--- Begin ---
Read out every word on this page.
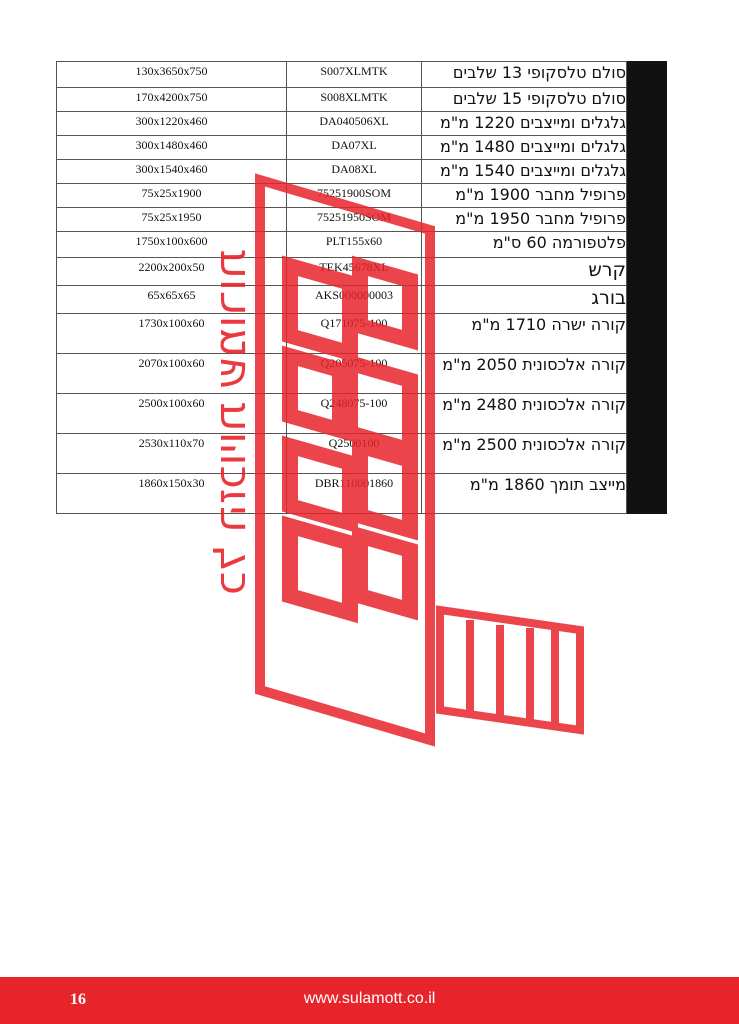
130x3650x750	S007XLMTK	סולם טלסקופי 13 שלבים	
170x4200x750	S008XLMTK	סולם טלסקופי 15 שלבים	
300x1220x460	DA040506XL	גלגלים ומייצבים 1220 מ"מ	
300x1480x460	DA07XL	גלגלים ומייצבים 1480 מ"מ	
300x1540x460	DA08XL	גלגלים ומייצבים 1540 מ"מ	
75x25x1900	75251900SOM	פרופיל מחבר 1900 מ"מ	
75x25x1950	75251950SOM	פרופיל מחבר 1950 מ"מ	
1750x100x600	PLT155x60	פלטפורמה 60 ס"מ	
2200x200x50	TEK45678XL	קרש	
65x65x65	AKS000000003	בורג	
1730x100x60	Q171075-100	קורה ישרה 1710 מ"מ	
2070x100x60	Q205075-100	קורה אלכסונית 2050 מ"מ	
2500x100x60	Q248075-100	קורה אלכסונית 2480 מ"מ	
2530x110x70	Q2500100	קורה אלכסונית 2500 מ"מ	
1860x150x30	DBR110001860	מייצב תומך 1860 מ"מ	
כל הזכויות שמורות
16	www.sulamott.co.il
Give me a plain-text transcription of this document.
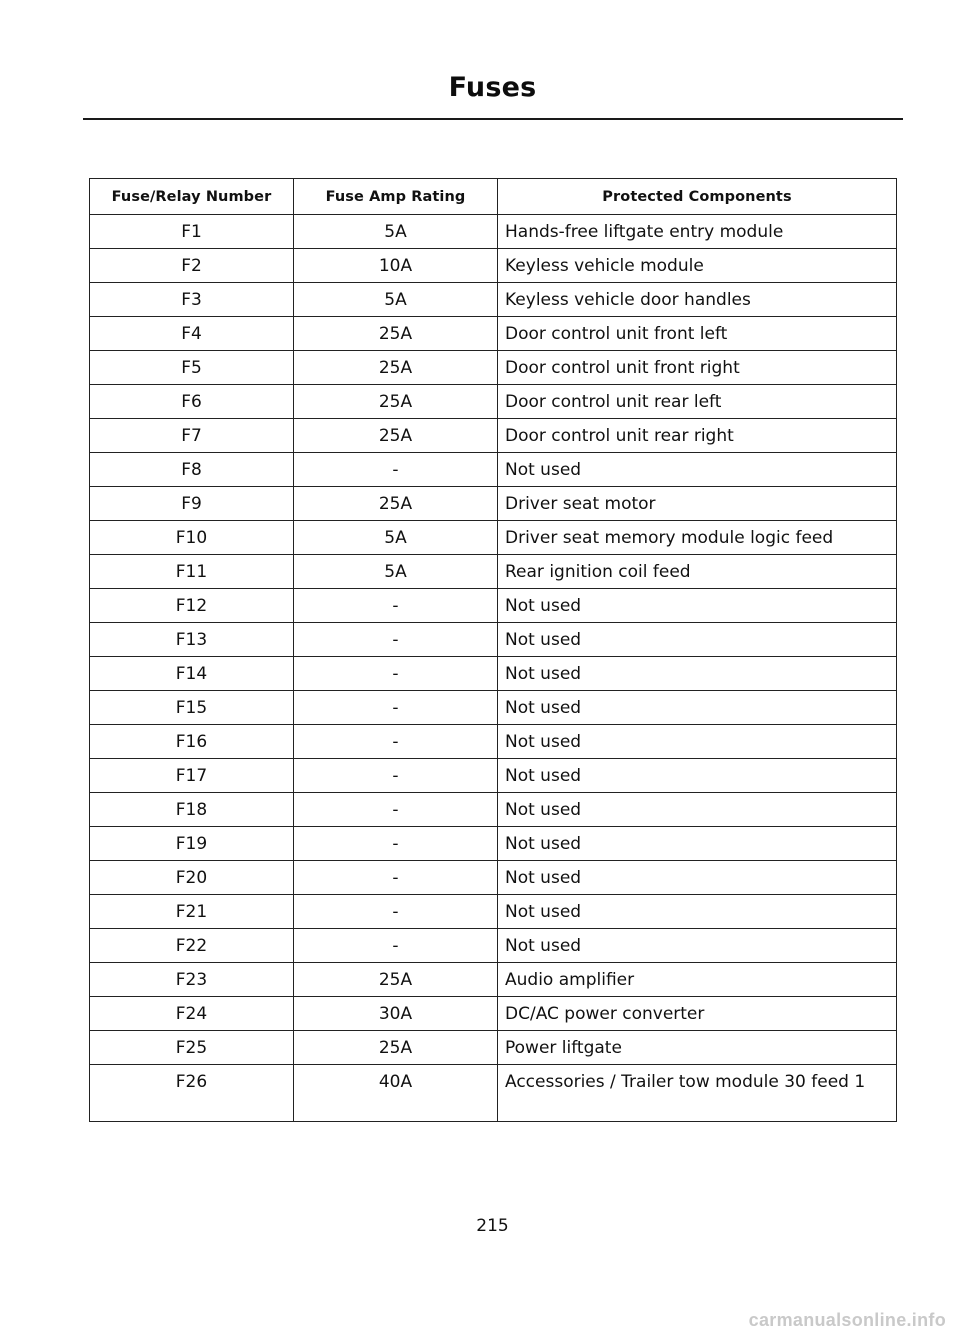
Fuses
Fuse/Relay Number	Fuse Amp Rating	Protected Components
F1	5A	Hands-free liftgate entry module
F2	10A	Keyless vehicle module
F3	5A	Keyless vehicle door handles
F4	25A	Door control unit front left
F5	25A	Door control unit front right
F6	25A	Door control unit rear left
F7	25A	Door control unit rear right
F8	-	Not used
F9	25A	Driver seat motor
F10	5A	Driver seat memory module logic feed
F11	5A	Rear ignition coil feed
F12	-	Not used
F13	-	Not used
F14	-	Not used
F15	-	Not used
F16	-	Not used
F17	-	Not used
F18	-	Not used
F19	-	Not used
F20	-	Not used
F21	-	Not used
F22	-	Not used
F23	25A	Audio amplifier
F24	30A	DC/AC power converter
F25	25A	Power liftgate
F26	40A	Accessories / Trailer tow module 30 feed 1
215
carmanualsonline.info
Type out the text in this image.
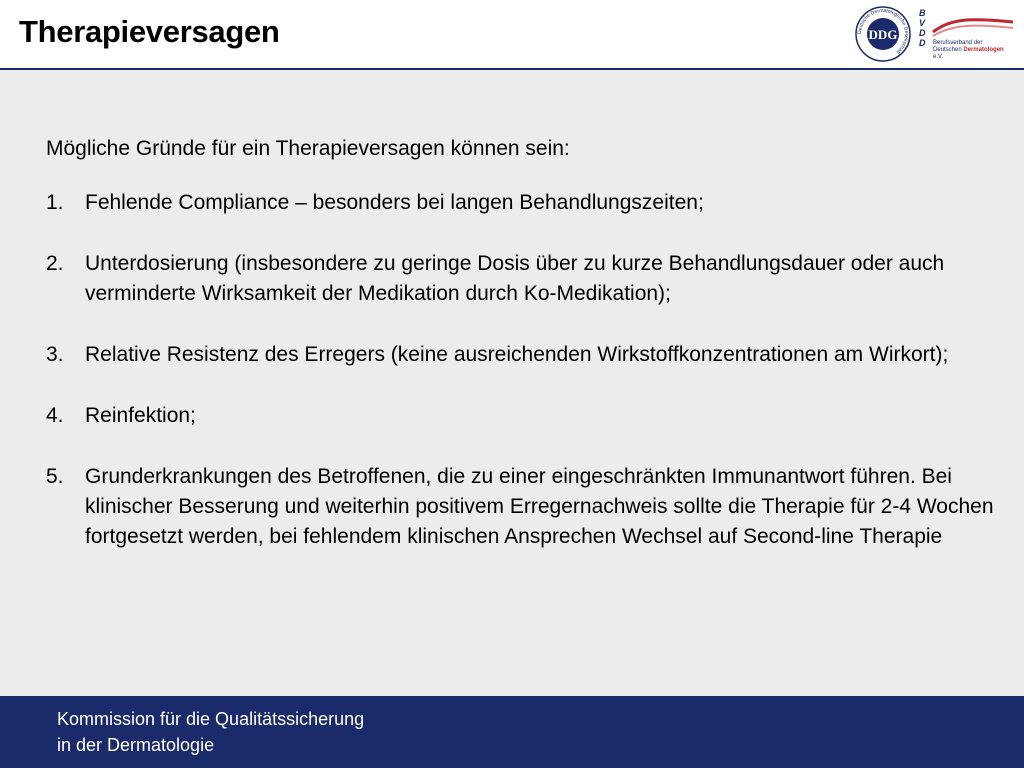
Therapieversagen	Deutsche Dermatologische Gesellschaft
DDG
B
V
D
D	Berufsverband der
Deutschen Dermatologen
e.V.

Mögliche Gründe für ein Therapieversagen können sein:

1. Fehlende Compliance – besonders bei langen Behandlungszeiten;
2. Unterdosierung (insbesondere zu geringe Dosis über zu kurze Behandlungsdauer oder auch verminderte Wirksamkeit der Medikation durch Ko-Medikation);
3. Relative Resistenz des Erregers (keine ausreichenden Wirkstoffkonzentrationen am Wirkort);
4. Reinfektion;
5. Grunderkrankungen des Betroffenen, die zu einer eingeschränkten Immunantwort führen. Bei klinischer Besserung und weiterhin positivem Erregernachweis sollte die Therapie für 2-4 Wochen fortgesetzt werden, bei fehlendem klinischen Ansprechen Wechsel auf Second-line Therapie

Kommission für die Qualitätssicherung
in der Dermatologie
--- End ---
--- Begin ---
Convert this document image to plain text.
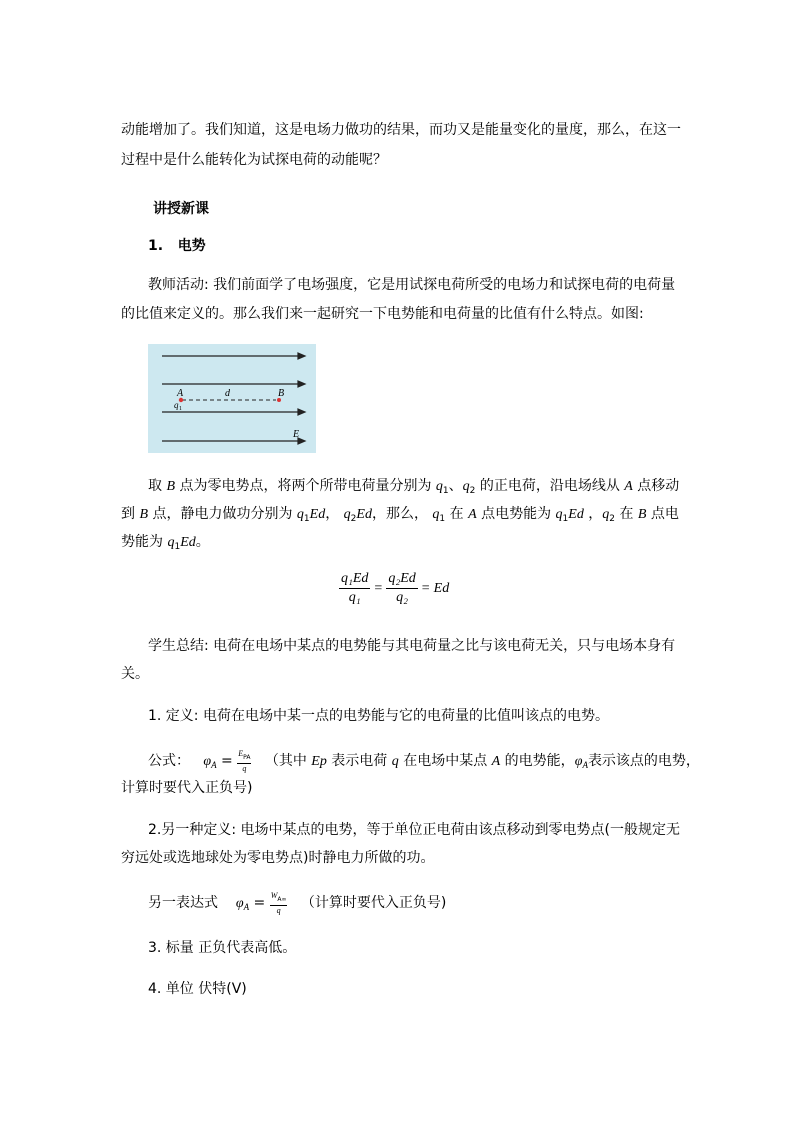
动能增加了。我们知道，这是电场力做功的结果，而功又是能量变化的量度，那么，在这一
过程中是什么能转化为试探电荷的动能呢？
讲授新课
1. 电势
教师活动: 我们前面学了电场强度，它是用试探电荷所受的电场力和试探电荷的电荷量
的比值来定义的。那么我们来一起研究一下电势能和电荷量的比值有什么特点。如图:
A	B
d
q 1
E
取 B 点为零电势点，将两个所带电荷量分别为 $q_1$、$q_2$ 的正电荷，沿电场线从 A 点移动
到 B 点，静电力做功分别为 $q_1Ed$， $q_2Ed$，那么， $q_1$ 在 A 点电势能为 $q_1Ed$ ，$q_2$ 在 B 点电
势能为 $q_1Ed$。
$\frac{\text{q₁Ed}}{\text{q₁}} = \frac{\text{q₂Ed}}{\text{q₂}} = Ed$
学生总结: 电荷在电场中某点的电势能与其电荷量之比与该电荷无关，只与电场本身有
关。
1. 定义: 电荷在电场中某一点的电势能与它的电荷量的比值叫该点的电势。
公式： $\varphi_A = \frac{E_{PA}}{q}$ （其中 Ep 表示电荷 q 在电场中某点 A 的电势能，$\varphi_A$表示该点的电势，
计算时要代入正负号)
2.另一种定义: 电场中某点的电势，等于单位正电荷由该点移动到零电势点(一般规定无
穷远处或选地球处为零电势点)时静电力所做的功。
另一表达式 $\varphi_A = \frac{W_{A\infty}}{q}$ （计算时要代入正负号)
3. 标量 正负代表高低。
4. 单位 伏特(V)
--- End ---
--- Begin ---
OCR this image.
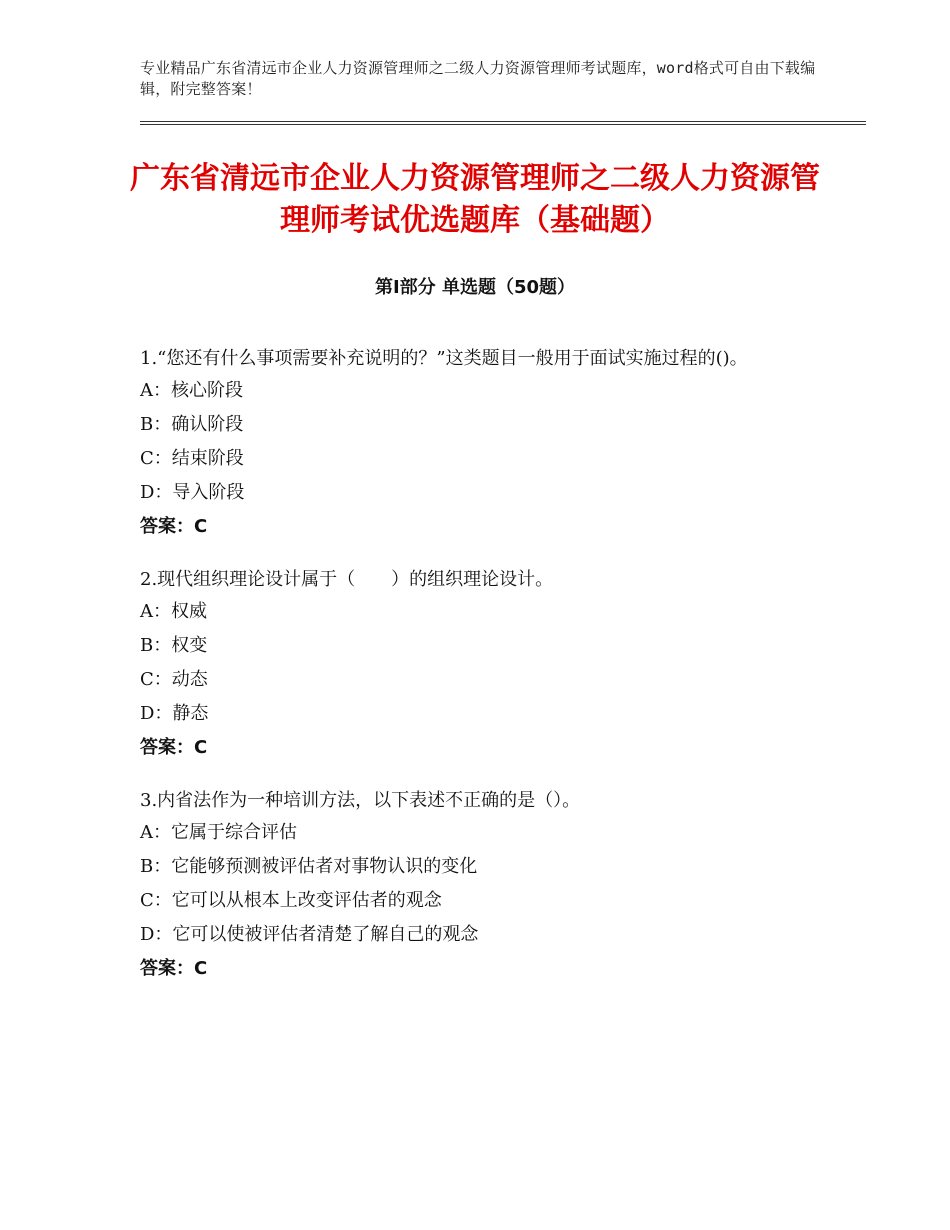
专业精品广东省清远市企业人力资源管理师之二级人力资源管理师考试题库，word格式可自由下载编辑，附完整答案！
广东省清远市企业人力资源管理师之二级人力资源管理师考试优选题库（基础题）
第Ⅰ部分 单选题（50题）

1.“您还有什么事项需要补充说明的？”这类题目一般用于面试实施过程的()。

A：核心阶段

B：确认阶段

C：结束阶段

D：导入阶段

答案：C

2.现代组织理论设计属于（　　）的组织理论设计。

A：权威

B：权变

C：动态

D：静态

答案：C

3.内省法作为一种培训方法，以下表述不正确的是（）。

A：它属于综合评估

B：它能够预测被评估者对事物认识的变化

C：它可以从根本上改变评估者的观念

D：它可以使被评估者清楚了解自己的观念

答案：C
--- End ---
| Aim |
Extract every line containing the string "Driver" from the data above.

| Solution below |
F9	25A	Driver seat motor
F10	5A	Driver seat memory module logic feed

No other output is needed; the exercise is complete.